%%

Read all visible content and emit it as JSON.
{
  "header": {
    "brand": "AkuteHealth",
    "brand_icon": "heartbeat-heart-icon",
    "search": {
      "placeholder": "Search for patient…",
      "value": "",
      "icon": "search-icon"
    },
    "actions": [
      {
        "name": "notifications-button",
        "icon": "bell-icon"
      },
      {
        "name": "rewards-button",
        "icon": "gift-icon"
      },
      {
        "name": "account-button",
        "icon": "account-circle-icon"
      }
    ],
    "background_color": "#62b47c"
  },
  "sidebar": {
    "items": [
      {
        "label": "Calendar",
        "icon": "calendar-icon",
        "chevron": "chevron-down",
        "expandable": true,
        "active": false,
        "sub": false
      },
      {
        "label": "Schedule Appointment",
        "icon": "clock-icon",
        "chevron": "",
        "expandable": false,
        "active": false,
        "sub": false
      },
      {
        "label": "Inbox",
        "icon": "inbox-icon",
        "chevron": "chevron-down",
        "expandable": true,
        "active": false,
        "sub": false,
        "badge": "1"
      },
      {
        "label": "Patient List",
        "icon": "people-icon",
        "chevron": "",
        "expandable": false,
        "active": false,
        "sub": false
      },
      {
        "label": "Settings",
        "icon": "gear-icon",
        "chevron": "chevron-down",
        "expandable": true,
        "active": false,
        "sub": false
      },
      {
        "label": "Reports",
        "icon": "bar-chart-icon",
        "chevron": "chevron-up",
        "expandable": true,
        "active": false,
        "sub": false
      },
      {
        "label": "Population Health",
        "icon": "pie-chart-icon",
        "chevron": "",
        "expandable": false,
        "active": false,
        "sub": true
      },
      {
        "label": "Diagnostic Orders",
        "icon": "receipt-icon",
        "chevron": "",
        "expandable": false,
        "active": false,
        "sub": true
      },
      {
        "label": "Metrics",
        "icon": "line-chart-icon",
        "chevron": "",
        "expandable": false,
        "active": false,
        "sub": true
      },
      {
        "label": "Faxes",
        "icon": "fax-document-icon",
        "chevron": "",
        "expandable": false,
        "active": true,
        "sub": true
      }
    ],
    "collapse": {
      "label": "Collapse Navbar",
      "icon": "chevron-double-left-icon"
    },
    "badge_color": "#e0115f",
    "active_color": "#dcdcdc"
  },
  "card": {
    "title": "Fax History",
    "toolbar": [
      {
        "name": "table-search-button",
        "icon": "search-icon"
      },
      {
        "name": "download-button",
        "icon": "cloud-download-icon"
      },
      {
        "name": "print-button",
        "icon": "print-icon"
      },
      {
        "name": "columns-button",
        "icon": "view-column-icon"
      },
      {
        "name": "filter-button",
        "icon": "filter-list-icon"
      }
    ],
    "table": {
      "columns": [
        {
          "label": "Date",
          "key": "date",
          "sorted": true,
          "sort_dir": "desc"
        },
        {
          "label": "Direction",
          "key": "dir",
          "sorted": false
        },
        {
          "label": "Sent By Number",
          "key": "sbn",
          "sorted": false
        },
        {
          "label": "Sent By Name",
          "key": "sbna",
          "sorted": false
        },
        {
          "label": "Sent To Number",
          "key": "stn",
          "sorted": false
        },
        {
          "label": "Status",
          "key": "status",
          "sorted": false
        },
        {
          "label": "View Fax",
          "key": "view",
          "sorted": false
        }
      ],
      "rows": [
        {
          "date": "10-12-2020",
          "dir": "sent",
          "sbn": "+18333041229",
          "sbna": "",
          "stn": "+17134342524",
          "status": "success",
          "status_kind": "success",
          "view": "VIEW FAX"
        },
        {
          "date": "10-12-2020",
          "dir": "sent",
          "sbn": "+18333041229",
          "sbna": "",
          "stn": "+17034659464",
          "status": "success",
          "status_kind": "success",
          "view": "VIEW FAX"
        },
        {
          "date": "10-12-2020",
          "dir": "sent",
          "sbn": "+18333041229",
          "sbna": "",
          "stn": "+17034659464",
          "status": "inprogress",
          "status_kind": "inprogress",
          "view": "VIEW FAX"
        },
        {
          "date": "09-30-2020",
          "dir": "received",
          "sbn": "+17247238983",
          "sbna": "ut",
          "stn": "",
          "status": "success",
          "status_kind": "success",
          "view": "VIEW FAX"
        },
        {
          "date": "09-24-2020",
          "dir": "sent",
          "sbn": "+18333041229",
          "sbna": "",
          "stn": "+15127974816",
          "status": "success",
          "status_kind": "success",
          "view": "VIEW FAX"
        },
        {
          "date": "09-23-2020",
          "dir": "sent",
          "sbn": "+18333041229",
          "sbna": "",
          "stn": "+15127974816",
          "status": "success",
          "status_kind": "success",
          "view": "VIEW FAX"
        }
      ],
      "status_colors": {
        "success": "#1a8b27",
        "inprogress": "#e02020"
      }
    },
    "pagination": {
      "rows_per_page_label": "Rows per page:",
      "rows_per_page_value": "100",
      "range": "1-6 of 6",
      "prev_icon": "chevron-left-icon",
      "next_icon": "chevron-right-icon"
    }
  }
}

%%

**WHAT THE TASK REQUIRES**
All of the entries above need to be reproduced exactly.

**RESPONSE TO THIS TASK**
Read all visible content and emit it as JSON.
{
  "header": {
    "brand": "AkuteHealth",
    "brand_icon": "heartbeat-heart-icon",
    "search": {
      "placeholder": "Search for patient…",
      "value": "",
      "icon": "search-icon"
    },
    "actions": [
      {
        "name": "notifications-button",
        "icon": "bell-icon"
      },
      {
        "name": "rewards-button",
        "icon": "gift-icon"
      },
      {
        "name": "account-button",
        "icon": "account-circle-icon"
      }
    ],
    "background_color": "#62b47c"
  },
  "sidebar": {
    "items": [
      {
        "label": "Calendar",
        "icon": "calendar-icon",
        "chevron": "chevron-down",
        "expandable": true,
        "active": false,
        "sub": false
      },
      {
        "label": "Schedule Appointment",
        "icon": "clock-icon",
        "chevron": "",
        "expandable": false,
        "active": false,
        "sub": false
      },
      {
        "label": "Inbox",
        "icon": "inbox-icon",
        "chevron": "chevron-down",
        "expandable": true,
        "active": false,
        "sub": false,
        "badge": "1"
      },
      {
        "label": "Patient List",
        "icon": "people-icon",
        "chevron": "",
        "expandable": false,
        "active": false,
        "sub": false
      },
      {
        "label": "Settings",
        "icon": "gear-icon",
        "chevron": "chevron-down",
        "expandable": true,
        "active": false,
        "sub": false
      },
      {
        "label": "Reports",
        "icon": "bar-chart-icon",
        "chevron": "chevron-up",
        "expandable": true,
        "active": false,
        "sub": false
      },
      {
        "label": "Population Health",
        "icon": "pie-chart-icon",
        "chevron": "",
        "expandable": false,
        "active": false,
        "sub": true
      },
      {
        "label": "Diagnostic Orders",
        "icon": "receipt-icon",
        "chevron": "",
        "expandable": false,
        "active": false,
        "sub": true
      },
      {
        "label": "Metrics",
        "icon": "line-chart-icon",
        "chevron": "",
        "expandable": false,
        "active": false,
        "sub": true
      },
      {
        "label": "Faxes",
        "icon": "fax-document-icon",
        "chevron": "",
        "expandable": false,
        "active": true,
        "sub": true
      }
    ],
    "collapse": {
      "label": "Collapse Navbar",
      "icon": "chevron-double-left-icon"
    },
    "badge_color": "#e0115f",
    "active_color": "#dcdcdc"
  },
  "card": {
    "title": "Fax History",
    "toolbar": [
      {
        "name": "table-search-button",
        "icon": "search-icon"
      },
      {
        "name": "download-button",
        "icon": "cloud-download-icon"
      },
      {
        "name": "print-button",
        "icon": "print-icon"
      },
      {
        "name": "columns-button",
        "icon": "view-column-icon"
      },
      {
        "name": "filter-button",
        "icon": "filter-list-icon"
      }
    ],
    "table": {
      "columns": [
        {
          "label": "Date",
          "key": "date",
          "sorted": true,
          "sort_dir": "desc"
        },
        {
          "label": "Direction",
          "key": "dir",
          "sorted": false
        },
        {
          "label": "Sent By Number",
          "key": "sbn",
          "sorted": false
        },
        {
          "label": "Sent By Name",
          "key": "sbna",
          "sorted": false
        },
        {
          "label": "Sent To Number",
          "key": "stn",
          "sorted": false
        },
        {
          "label": "Status",
          "key": "status",
          "sorted": false
        },
        {
          "label": "View Fax",
          "key": "view",
          "sorted": false
        }
      ],
      "rows": [
        {
          "date": "10-12-2020",
          "dir": "sent",
          "sbn": "+18333041229",
          "sbna": "",
          "stn": "+17134342524",
          "status": "success",
          "status_kind": "success",
          "view": "VIEW FAX"
        },
        {
          "date": "10-12-2020",
          "dir": "sent",
          "sbn": "+18333041229",
          "sbna": "",
          "stn": "+17034659464",
          "status": "success",
          "status_kind": "success",
          "view": "VIEW FAX"
        },
        {
          "date": "10-12-2020",
          "dir": "sent",
          "sbn": "+18333041229",
          "sbna": "",
          "stn": "+17034659464",
          "status": "inprogress",
          "status_kind": "inprogress",
          "view": "VIEW FAX"
        },
        {
          "date": "09-30-2020",
          "dir": "received",
          "sbn": "+17247238983",
          "sbna": "ut",
          "stn": "",
          "status": "success",
          "status_kind": "success",
          "view": "VIEW FAX"
        },
        {
          "date": "09-24-2020",
          "dir": "sent",
          "sbn": "+18333041229",
          "sbna": "",
          "stn": "+15127974816",
          "status": "success",
          "status_kind": "success",
          "view": "VIEW FAX"
        },
        {
          "date": "09-23-2020",
          "dir": "sent",
          "sbn": "+18333041229",
          "sbna": "",
          "stn": "+15127974816",
          "status": "success",
          "status_kind": "success",
          "view": "VIEW FAX"
        }
      ],
      "status_colors": {
        "success": "#1a8b27",
        "inprogress": "#e02020"
      }
    },
    "pagination": {
      "rows_per_page_label": "Rows per page:",
      "rows_per_page_value": "100",
      "range": "1-6 of 6",
      "prev_icon": "chevron-left-icon",
      "next_icon": "chevron-right-icon"
    }
  }
}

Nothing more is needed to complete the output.